━━ Extracted entries ━━

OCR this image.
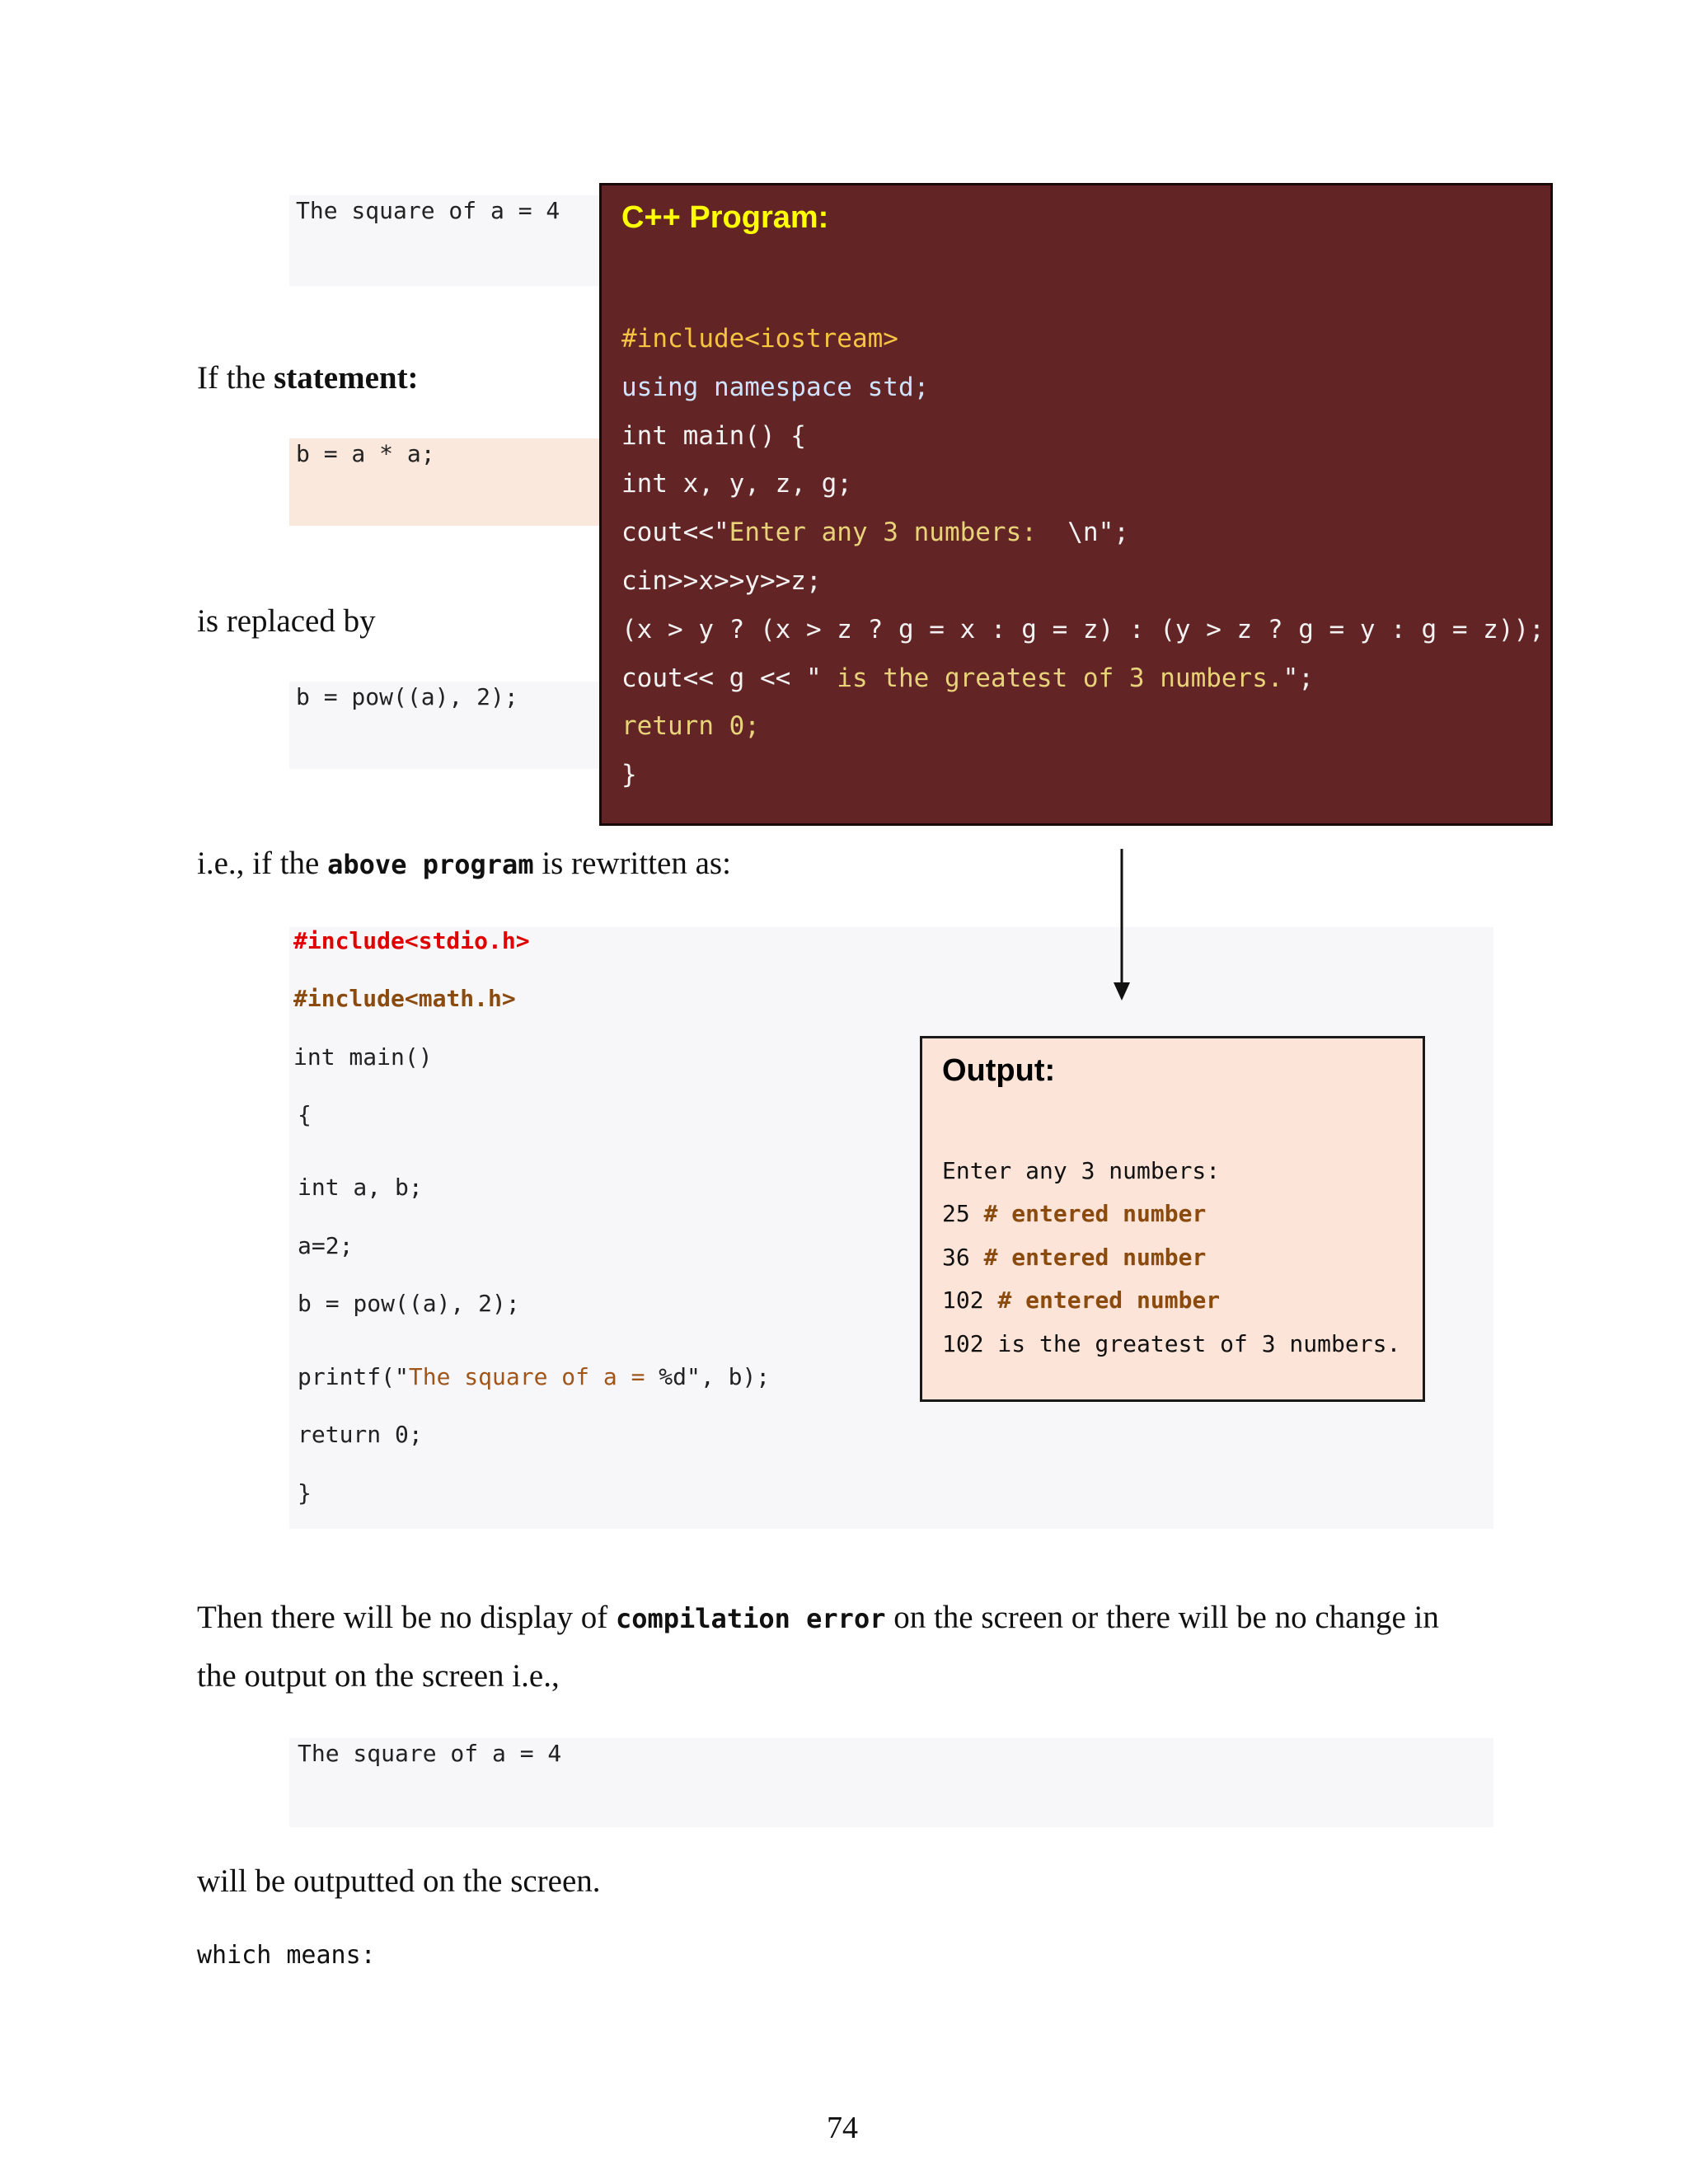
The square of a = 4

If the statement:

b = a * a;

is replaced by

b = pow((a), 2);

i.e., if the above program is rewritten as:

#include<stdio.h>

#include<math.h>

int main()

{

int a, b;

a=2;

b = pow((a), 2);

printf("The square of a = %d", b);

return 0;

}

C++ Program:
#include<iostream>
using namespace std;
int main() {
int x, y, z, g;
cout<<"Enter any 3 numbers:  \n";
cin>>x>>y>>z;
(x > y ? (x > z ? g = x : g = z) : (y > z ? g = y : g = z));
cout<< g << " is the greatest of 3 numbers.";
return 0;
}
Output:
Enter any 3 numbers:
25 # entered number
36 # entered number
102 # entered number
102 is the greatest of 3 numbers.
Then there will be no display of compilation error on the screen or there will be no change in
the output on the screen i.e.,

The square of a = 4

will be outputted on the screen.
which means:
74
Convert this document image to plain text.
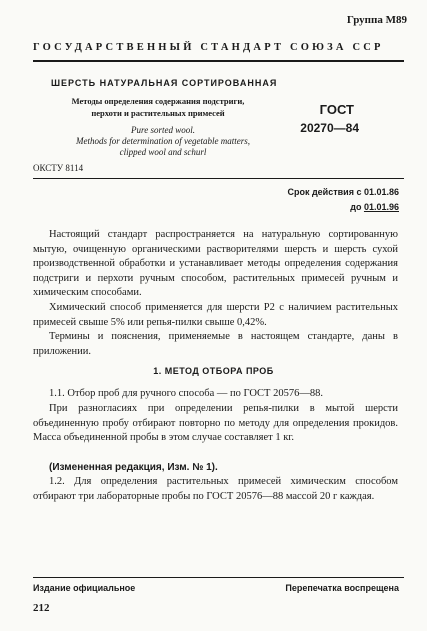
Группа М89
ГОСУДАРСТВЕННЫЙ СТАНДАРТ СОЮЗА ССР
ШЕРСТЬ НАТУРАЛЬНАЯ СОРТИРОВАННАЯ
Методы определения содержания подстриги,
перхоти и растительных примесей
Pure sorted wool.
Methods for determination of vegetable matters,
clipped wool and schurl
ГОСТ
20270—84
ОКСТУ 8114
Срок действия с 01.01.86
до 01.01.96
Настоящий стандарт распространяется на натуральную сортированную мытую, очищенную органическими растворителями шерсть и шерсть сухой производственной обработки и устанавливает методы определения содержания подстриги и перхоти ручным способом, растительных примесей ручным и химическим способами.
Химический способ применяется для шерсти Р2 с наличием растительных примесей свыше 5% или репья-пилки свыше 0,42%.
Термины и пояснения, применяемые в настоящем стандарте, даны в приложении.
1. МЕТОД ОТБОРА ПРОБ
1.1. Отбор проб для ручного способа — по ГОСТ 20576—88.
При разногласиях при определении репья-пилки в мытой шерсти объединенную пробу отбирают повторно по методу для определения прокидов. Масса объединенной пробы в этом случае составляет 1 кг.
(Измененная редакция, Изм. № 1).
1.2. Для определения растительных примесей химическим способом отбирают три лабораторные пробы по ГОСТ 20576—88 массой 20 г каждая.
Издание официальное	Перепечатка воспрещена
212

━━━

Problem to solve
Reproduce each line word for word and drop the pictures.

Output of the exercise
OCR this image.
The square of a = 4

If the statement:

b = a * a;

is replaced by

b = pow((a), 2);

i.e., if the above program is rewritten as:

#include<stdio.h>

#include<math.h>

int main()

{

int a, b;

a=2;

b = pow((a), 2);

printf("The square of a = %d", b);

return 0;

}

C++ Program:
#include<iostream>
using namespace std;
int main() {
int x, y, z, g;
cout<<"Enter any 3 numbers:  \n";
cin>>x>>y>>z;
(x > y ? (x > z ? g = x : g = z) : (y > z ? g = y : g = z));
cout<< g << " is the greatest of 3 numbers.";
return 0;
}
Output:
Enter any 3 numbers:
25 # entered number
36 # entered number
102 # entered number
102 is the greatest of 3 numbers.
Then there will be no display of compilation error on the screen or there will be no change in
the output on the screen i.e.,

The square of a = 4

will be outputted on the screen.
which means:
74
Convert this document image to plain text.
Группа М89
ГОСУДАРСТВЕННЫЙ СТАНДАРТ СОЮЗА ССР
ШЕРСТЬ НАТУРАЛЬНАЯ СОРТИРОВАННАЯ
Методы определения содержания подстриги,
перхоти и растительных примесей
Pure sorted wool.
Methods for determination of vegetable matters,
clipped wool and schurl
ГОСТ
20270—84
ОКСТУ 8114
Срок действия с 01.01.86
до 01.01.96
Настоящий стандарт распространяется на натуральную сортированную мытую, очищенную органическими растворителями шерсть и шерсть сухой производственной обработки и устанавливает методы определения содержания подстриги и перхоти ручным способом, растительных примесей ручным и химическим способами.
Химический способ применяется для шерсти Р2 с наличием растительных примесей свыше 5% или репья-пилки свыше 0,42%.
Термины и пояснения, применяемые в настоящем стандарте, даны в приложении.
1. МЕТОД ОТБОРА ПРОБ
1.1. Отбор проб для ручного способа — по ГОСТ 20576—88.
При разногласиях при определении репья-пилки в мытой шерсти объединенную пробу отбирают повторно по методу для определения прокидов. Масса объединенной пробы в этом случае составляет 1 кг.
(Измененная редакция, Изм. № 1).
1.2. Для определения растительных примесей химическим способом отбирают три лабораторные пробы по ГОСТ 20576—88 массой 20 г каждая.
Издание официальное	Перепечатка воспрещена
212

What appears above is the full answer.